* begin Text segment *

Have an older machine that needs service, but you don’t want to load it and its cabinet in the car? Don’t worry, you can take it out. See this video to see a great tip on removing it. I’ll do another the next time we get a machine in a cabinet here in the shop. Once it’s been taken out of the cabinet, usually there’s a way to unhook the electric cords and/or unplug them. Just take a peek up under the cabinet.
I see so many folks trying certain sewing techniques without the best foot for what they are doing. Your sewing is much better and more enjoyable when you have the right tool for the job. Or foot, in this case.
Here at Sew Simple we have a plethora of feet!
Not only do we have the spinning tower of Janome feet for nearly every technique you can think of, we also have a pretty good selection of feet for vintage machines. Plus, many feet can be used on other brands’ machines.
We’re pretty knowledgeable when it comes to matching up feet to machines, but there are a lot of machines out there; vintage, antique, brands with no nearby dealers….
What’s the first step to matching up a foot for one of these machines?
It’s determining the shank type.
If you’ve followed along at Amy’s blog, Amy’s Quilting Adventures, you know that she teaches two classes with Craftsy on quilting with rulers. This technique requires a special foot and with over 19,000 students enrolled in just the first class, she’s gotten pretty good at answering the shank type question.
You can read her whole post on determining shank type, though it’s primarily focused on ruler work (quilting with rulers in free motion). But here, we’ll distill it down so you have the knowledge you need to know when you come get feet for your machine at Sew Simple.
First, does your machine have a vertical bobbin and metal bobbin case or does it have a drop-in type bobbin? Next, we look at the actual presser foot bar (aka the shank).
First, remove the shank or foot from your machine. We’re going to measure from the center of the screw hole where the shank or foot attaches.
Some machines have feet that attach at this hole, while other machines have a snap-on shank and the feet are easily interchangeable. Removing whatever is attached at the screw hole makes it easier to see the measuring point.

* end Text segment *

Given exercise 1: Write out the text on sewing machine feet word for word, beginning at the words "What’s the first" and stopping after "(aka the shank).".
Given exercise 2: Pick up the text on sewing machine feet after its last sentence and keep writing it.

* begin Supplied data *

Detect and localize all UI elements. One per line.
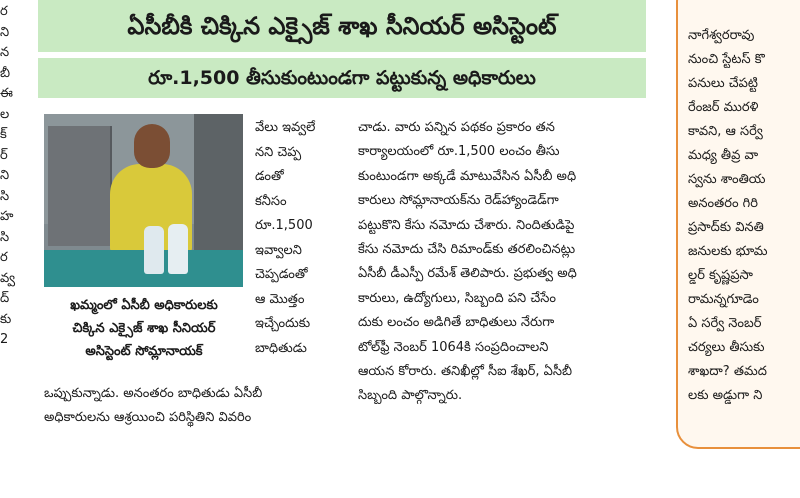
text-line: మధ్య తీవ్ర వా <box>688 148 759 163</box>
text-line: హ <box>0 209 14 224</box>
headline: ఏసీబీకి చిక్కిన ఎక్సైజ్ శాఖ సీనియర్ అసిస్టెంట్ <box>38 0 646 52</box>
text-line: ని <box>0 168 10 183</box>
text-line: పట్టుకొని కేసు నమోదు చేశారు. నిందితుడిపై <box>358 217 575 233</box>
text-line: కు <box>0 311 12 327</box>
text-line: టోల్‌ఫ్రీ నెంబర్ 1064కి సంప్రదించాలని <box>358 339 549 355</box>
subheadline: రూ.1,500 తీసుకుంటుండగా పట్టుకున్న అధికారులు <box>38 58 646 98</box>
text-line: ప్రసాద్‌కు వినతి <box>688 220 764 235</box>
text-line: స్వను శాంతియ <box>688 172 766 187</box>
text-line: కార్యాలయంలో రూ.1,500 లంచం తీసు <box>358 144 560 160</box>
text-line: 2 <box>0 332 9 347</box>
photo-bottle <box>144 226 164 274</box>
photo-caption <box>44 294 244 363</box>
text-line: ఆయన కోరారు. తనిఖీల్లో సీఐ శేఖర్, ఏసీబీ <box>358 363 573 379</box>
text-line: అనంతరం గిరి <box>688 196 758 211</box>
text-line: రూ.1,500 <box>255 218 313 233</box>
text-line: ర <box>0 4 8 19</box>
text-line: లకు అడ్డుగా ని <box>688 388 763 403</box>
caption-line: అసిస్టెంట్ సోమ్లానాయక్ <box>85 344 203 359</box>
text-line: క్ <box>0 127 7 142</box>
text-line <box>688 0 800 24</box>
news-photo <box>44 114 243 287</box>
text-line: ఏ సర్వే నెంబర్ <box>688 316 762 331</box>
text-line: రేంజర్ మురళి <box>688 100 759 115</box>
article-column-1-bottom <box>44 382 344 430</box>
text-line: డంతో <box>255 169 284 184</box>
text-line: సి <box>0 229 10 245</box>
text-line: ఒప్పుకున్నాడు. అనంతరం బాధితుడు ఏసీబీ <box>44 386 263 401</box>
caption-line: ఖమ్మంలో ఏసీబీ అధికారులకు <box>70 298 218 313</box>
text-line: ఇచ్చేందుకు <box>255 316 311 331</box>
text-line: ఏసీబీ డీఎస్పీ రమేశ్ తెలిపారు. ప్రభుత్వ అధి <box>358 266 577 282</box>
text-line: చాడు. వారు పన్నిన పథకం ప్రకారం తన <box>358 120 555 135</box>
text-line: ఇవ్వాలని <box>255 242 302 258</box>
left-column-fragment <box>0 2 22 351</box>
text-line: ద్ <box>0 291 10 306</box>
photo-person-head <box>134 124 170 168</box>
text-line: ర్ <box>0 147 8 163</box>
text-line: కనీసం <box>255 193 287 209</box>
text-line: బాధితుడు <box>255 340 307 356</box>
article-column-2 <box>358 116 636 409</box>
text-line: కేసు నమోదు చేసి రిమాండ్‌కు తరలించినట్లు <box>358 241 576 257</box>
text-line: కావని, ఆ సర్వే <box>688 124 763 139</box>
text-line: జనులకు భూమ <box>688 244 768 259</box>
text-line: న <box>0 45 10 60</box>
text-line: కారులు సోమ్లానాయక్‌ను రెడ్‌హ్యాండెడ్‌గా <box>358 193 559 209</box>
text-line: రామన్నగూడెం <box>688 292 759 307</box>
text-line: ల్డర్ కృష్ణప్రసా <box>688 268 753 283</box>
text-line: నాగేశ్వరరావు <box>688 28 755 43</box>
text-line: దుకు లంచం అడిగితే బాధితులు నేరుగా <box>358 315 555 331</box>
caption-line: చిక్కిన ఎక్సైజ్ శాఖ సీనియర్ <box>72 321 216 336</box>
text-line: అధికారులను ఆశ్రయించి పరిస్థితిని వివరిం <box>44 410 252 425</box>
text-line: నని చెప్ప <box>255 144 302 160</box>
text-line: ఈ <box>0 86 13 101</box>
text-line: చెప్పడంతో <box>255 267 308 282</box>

* end Supplied data *

Exercise answer 1:
What’s the first step to matching up a foot for one of these machines?
It’s determining the shank type.
If you’ve followed along at Amy’s blog, Amy’s Quilting Adventures, you know that she teaches two classes with Craftsy on quilting with rulers. This technique requires a special foot and with over 19,000 students enrolled in just the first class, she’s gotten pretty good at answering the shank type question.
You can read her whole post on determining shank type, though it’s primarily focused on ruler work (quilting with rulers in free motion). But here, we’ll distill it down so you have the knowledge you need to know when you come get feet for your machine at Sew Simple.
First, does your machine have a vertical bobbin and metal bobbin case or does it have a drop-in type bobbin? Next, we look at the actual presser foot bar (aka the shank).

Exercise answer 2:
Now lower the presser foot lever. We need the machine to be positioned like you’re ready to sew even though the foot isn’t attached.
Again, make sure the presser foot lever is down.
Now measure from the bed of the machine to the screw hole.
If the distance is 1/2 inch, you’ve got a low shank machine. (Low shank on left, high on the right)
If the distance is 1 inch, it’s a high shank machine.
Above is a standard low shank Janome machine on the left and my beloved Janome ruler foot combination on a high shank machine on the right.
Those are the easy machines. But there are some machines that don’t fit into these two main categories.
First there are some machines that are high shank machines, but the needle position is different than regular machines. These are the straight stitch only machines like the Janome 1600P and its clones: Brother 1500, Husqvarna Megga Quilter, Juki 2010, etc. These are considered a high special and use the same feet as the Janome 1600P. We’ve got feet for these machines.
There are some machines that fall somewhere in between high and low. These are usually Pfaffs, but not all Pfaffs are medium shanks. Before declaring your machine a medium shank, make sure the presser foot lever is in the down position. Pfaffs that use a special half-way position for free motion are considered medium shanks.
Berninas are….well, Berninas. See your Bernina dealer.
Some vintage machines have slant type shanks. They need slant type feet. We have a decent selection of these.
Additionally, most modern machines (other than those high speed 1600P types) now use a snap on shank and then the feet attach to it. You may need to look for feet that have the foot and shank as one unit, but many machines can be fitted with a modern snap on shank with makes changing feet so much easier!
Still have questions on what feet fit your machine? You can always bring it in for us to fit it with a foot or take a few pictures with your phone and bring that in.
We are happy to help your sewing be as enjoyable as possible!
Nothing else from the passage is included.